[TEXT TO READ]
Wrong, pure and simple. It's already been discussed in great detail, and to blatant rejection of your indefensible arguments, over the past several years. It was expressly rejected by the court when raised by Psystar. Obvious troll is obvious, as the kids say. It can be repeated ad nauseum, even in the face of defeat after defeat, but you will never learn and have never attempted to educate yourself. It's over; your argument is utterly without merit. If you want to be at least in the ball park, talk iTunes; at least Apple has market power there.

For the benefit of readers who are not familiar with this old tirade, naturally related components sold together is not unlawful tying. Having to buy from Apple to get Apple features is not tying any more than having to buy a Magellan GPS to get their software is or having to buy a Mazda to get a rotary engine. Even further, tying is not illegal. Tying with market impact isn't even itself illegal. Selling software for your own hardware is naturally related and thus excluded from the Sherman and Clayton Act provisions.

If Microsoft had gotten into the hardware business and sold its OS only for its own customers, they'd have been in the clear, too. HP does it. Palm and Nokia do it. NeXT did it until shortly before they collapsed. SGI and IBM did it in their time. Microsoft severed the natural relationship by creating a product intended for general consumption; even still, had they chosen to partner with Dell and Acer but not HP or Toshiba or IBM/Lenovo, that too would have been fine (and prevented the formation of the monopoly that they later abused and put them in the hot seat in the first place).

I think your own post has the solution for your unoriginal rants:
"If you cannot follow or don't understand the topic or what's involved in it, then perhaps it would be better to stay out of the conversation."

No, their hardware sales by volume are highly consistent with their overall OS share, at about 7-8%. If each manufacturer shipped an in-house OS, Mac OS would be in fifth place for both categories. In other words, their hardware sales are exactly in line with their overall market share, far from the disproportionate situation you claim.

Microsoft's revenue from Windows is also highly consistent with its market share. They reported about 13B of 58B total from their Windows division in 2009 (about 20%). If you priced the OS X value at $129 per Mac sold, that would work out to about $1.6B or 12% of Microsoft's Windows revenue, which is indeed slightly higher than the 9% you'd expect by market share, except that you can't compare the two because of massive pricing differentials in the products (namely Microsoft's deep OEM discounts [to $50] and steep retail pricing [to $300+]). Still, not the immense disproportionality you claim exists.

The size of the two companies has nothing to do with OS market share. Most (80%) of Microsoft's revenue comes from sources other than Windows. Simultaneously, even if Apple sold all of its computers without an OS and billed full price for every single OS X copy, it would still account for less than 4% of Apple's revenues.

Your entire market share rant is completely irrelevant, in other words.

Indeed it does.
Hey, thanks for this. I'm sure it's been gone over in detail before, but this is the first I've seen the analysis laid out so clearly.

Also, thank you for arguing without putting anything but OS and OEM in all caps.
 
It's funny how the justice department is now investigating Apple based on their <30% share of the music market given there ARE viable alternatives to the EXACT same music

No, smart guy...the investigation is based on Apple's ~70% share of the online music market. Try getting your facts straight before shooting off next time.

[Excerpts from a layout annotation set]
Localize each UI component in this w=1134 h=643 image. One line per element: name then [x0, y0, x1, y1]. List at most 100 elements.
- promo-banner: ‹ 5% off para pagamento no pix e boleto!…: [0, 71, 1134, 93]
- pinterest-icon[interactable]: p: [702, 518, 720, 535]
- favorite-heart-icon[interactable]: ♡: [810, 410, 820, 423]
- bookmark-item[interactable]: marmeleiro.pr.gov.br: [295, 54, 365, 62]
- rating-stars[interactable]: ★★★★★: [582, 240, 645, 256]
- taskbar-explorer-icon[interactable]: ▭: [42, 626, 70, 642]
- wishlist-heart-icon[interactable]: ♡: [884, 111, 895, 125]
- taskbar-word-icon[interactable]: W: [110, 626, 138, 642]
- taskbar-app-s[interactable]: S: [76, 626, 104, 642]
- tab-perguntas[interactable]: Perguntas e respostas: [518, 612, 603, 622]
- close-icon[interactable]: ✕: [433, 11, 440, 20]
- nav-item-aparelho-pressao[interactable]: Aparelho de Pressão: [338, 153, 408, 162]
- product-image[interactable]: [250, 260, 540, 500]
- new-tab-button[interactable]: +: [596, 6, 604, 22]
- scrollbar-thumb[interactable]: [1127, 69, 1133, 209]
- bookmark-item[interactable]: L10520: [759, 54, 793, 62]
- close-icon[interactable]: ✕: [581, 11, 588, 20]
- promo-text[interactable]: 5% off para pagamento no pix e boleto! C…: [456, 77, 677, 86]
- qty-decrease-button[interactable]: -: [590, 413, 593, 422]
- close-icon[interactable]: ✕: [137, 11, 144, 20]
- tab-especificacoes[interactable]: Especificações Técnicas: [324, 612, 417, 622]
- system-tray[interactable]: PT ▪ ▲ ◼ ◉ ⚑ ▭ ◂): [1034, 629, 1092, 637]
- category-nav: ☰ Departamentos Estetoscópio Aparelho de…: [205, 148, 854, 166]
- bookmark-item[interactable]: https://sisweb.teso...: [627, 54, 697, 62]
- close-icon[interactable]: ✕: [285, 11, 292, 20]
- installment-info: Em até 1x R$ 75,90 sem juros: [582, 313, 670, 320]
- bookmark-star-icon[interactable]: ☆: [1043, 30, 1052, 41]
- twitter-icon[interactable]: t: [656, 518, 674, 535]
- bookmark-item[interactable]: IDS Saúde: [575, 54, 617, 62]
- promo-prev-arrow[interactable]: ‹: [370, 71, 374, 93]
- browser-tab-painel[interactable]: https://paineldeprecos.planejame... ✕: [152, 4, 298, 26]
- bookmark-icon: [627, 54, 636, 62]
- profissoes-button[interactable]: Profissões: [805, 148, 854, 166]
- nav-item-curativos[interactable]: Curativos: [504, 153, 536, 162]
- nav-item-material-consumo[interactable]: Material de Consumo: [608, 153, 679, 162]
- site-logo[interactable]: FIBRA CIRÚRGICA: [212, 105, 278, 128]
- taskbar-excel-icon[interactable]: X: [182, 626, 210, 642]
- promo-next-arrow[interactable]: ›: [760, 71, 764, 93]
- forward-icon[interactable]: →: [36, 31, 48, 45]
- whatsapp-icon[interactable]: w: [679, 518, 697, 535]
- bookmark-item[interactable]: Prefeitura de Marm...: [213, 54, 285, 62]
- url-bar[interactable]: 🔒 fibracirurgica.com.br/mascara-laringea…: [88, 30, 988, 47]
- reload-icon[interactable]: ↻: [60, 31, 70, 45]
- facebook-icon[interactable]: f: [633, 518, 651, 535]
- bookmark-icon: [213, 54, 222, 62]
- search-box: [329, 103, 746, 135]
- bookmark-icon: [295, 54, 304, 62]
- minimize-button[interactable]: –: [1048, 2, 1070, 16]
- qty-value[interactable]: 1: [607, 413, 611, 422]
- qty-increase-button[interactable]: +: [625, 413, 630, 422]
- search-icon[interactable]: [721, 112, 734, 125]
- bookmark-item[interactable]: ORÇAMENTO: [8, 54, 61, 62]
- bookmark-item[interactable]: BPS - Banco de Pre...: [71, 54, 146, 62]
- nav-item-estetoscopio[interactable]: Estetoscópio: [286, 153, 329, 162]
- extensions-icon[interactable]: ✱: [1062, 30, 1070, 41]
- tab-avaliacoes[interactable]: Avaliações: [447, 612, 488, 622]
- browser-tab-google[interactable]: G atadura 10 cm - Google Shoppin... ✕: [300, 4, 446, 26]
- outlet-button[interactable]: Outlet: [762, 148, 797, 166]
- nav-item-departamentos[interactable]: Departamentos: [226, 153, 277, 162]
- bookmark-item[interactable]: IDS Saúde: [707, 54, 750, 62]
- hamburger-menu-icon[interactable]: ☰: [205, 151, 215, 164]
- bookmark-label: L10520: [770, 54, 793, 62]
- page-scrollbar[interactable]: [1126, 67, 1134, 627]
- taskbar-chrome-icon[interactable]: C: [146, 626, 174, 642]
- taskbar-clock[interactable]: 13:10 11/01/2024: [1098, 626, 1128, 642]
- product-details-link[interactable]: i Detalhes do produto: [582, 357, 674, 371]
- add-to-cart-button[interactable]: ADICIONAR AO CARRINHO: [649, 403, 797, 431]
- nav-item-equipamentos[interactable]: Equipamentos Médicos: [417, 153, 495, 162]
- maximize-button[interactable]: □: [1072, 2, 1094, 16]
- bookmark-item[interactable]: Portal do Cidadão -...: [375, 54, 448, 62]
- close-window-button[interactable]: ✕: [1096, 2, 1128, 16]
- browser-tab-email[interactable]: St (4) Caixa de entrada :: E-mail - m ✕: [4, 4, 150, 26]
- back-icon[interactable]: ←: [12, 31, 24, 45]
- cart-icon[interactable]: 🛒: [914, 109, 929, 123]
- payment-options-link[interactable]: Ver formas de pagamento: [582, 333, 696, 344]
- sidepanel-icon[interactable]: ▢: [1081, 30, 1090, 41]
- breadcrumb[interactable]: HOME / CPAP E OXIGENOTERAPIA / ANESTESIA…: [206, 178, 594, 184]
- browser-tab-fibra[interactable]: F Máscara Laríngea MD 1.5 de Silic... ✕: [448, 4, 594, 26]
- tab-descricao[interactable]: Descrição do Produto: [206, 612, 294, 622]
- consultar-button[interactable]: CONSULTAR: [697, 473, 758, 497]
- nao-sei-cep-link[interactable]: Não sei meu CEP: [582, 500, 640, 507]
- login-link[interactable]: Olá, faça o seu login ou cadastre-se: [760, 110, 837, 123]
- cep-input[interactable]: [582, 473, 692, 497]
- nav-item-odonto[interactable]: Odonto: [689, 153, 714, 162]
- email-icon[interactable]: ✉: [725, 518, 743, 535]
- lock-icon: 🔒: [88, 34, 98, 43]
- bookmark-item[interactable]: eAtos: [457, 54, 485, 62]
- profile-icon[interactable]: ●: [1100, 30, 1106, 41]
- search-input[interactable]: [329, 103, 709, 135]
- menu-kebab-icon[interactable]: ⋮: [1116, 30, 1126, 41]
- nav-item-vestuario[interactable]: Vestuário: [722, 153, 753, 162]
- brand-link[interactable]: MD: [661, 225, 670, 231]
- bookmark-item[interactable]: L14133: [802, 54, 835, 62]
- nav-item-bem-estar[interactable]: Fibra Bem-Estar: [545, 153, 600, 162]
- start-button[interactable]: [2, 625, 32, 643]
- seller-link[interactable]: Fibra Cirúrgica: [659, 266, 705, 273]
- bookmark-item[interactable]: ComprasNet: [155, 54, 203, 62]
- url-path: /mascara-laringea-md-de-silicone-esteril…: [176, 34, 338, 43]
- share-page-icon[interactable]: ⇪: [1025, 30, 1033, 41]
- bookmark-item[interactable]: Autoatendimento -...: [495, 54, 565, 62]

[DIRECTIONS]
(a) In the discussion of Apple and antitrust tying, translate this sentence into Spanish: "The size of the two companies has nothing to do with OS market share."
(b) Carry the discussion of Apple and antitrust tying forward from its final reply.

[ANSWERS BELOW]
(a) El tamaño de las dos empresas no tiene nada que ver con la cuota de mercado de los sistemas operativos.

(b)
And the investigation will go nowhere, just like the one four years ago.
 
The problem is not them shipping such a product, but in FORBIDDING (through contract license) anyone else to produce hardware that can run OSX (or rather OSX is not "allowed" to be installed on any hardware other than by Apple, thus forcing the consumer who wants only OSX to also buy Apple brand hardware and thus the "Tying" clause of Clayton is violated. If the market is substantially impacted by that act, it is a violation of Clayton, pure and simple.

Have you learned nothing from Apple vs. Psystar where the same old wrong arguments had been brought up by one troll after the other? Apple doesn't prevent anyone from building any computers capable of running any software. The only thing that keeps Dell from building computers capable of running MacOS X is not anything that Apple does to forbid them building such a computer, it is the tiny legal detail that building such a computer would be a DMCA violation. Apple doesn't care and has no right to care what computers Dell builds, but Apple cares and has the absolute right to care on which computers _Apple's_ operating system can be run.

But if Dell wants to sell computers with a non-Windows operating system, they are free to sell computers with Linux, they could have bought the rights to BeOS cheaply and sell computers with BeOS, or they could have offered $500 million for NexT instead of the $400 million that Apple offered, invested the billion that Apple invested, and called it DellOS X. They barely do the first, and they haven't done the second and third. Their choice.
 
By law, I SHOULD be able to buy my hardware from a competitor and still buy OSX from Apple and be happy
No. There is no law that says anything remotely similar to this.
Yes, you are wrong pure and simple. Read the law and not the newspaper. "Relationship" has NOTHING to do with it.
The relationship of the two products has everything to do with it.
A manufacturer of printers has NO right to force the sale of THEIR ink or paper on you. Those are also highly related.
No, they're not. "Naturally related" is a legal term of art--a concept that has been explained to you in the past that you refuse to recognize.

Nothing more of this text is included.